--- Task material ---

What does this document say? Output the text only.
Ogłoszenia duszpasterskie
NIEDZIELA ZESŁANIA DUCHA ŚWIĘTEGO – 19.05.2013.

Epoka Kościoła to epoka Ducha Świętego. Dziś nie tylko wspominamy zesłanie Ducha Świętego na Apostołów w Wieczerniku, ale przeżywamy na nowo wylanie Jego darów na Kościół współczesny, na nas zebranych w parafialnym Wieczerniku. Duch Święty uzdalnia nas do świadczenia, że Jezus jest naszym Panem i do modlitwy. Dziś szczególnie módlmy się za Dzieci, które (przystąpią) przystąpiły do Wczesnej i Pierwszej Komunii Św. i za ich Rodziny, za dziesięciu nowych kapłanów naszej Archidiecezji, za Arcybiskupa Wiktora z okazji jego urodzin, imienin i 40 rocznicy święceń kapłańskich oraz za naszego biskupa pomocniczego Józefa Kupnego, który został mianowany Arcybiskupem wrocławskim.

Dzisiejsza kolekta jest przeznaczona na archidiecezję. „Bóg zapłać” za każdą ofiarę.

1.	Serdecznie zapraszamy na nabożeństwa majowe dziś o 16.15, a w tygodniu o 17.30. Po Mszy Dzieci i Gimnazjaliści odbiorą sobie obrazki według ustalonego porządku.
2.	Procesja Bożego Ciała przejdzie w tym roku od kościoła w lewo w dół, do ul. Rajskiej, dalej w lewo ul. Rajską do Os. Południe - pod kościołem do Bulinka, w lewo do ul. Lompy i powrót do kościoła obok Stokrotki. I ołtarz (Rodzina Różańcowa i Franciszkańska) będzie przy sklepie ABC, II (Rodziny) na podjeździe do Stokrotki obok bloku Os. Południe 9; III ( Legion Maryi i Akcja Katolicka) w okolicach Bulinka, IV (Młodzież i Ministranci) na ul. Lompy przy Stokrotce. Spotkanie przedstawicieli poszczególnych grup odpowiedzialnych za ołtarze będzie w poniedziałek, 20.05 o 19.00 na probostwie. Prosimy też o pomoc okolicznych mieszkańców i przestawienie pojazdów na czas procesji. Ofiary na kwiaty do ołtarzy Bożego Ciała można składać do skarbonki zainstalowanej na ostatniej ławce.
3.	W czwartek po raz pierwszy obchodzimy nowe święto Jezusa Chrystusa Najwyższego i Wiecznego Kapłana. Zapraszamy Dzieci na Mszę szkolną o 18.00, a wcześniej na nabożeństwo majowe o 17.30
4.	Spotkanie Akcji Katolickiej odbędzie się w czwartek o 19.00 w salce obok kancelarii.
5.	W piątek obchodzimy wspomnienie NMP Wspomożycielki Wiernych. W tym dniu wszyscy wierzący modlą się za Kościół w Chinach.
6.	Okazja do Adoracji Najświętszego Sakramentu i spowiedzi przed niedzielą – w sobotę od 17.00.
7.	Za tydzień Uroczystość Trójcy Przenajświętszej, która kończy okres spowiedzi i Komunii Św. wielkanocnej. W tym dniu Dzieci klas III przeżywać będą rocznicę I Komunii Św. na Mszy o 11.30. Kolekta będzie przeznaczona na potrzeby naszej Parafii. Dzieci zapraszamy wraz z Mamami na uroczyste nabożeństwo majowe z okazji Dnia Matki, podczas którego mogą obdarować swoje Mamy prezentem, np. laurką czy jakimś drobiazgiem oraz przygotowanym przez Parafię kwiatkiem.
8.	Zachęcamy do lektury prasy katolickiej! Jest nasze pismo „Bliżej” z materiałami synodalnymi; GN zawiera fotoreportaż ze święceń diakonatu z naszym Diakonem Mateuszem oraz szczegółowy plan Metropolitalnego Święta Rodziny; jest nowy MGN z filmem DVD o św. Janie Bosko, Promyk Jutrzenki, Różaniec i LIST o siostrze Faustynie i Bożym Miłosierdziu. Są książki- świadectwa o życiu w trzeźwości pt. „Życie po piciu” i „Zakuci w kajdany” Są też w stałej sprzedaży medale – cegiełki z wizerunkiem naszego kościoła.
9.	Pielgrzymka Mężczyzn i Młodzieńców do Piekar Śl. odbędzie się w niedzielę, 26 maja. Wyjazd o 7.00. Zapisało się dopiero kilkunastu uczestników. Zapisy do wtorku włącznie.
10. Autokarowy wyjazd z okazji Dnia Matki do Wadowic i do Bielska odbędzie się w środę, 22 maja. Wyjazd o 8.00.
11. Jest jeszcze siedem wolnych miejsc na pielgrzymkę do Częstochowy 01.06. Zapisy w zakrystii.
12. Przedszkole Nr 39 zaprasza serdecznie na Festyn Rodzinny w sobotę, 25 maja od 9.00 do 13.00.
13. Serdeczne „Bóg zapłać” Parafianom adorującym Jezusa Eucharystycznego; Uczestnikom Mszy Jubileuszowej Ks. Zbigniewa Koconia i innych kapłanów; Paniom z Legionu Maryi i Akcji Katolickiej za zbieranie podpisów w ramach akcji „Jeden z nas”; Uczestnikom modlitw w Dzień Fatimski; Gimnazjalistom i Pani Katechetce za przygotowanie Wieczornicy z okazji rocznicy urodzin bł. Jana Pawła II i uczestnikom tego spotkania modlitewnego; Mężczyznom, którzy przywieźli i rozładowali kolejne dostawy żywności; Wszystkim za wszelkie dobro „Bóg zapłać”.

---

Copy out every line holding the string "sobotę".

6.	Okazja do Adoracji Najświętszego Sakramentu i spowiedzi przed niedzielą – w sobotę od 17.00.
12. Przedszkole Nr 39 zaprasza serdecznie na Festyn Rodzinny w sobotę, 25 maja od 9.00 do 13.00.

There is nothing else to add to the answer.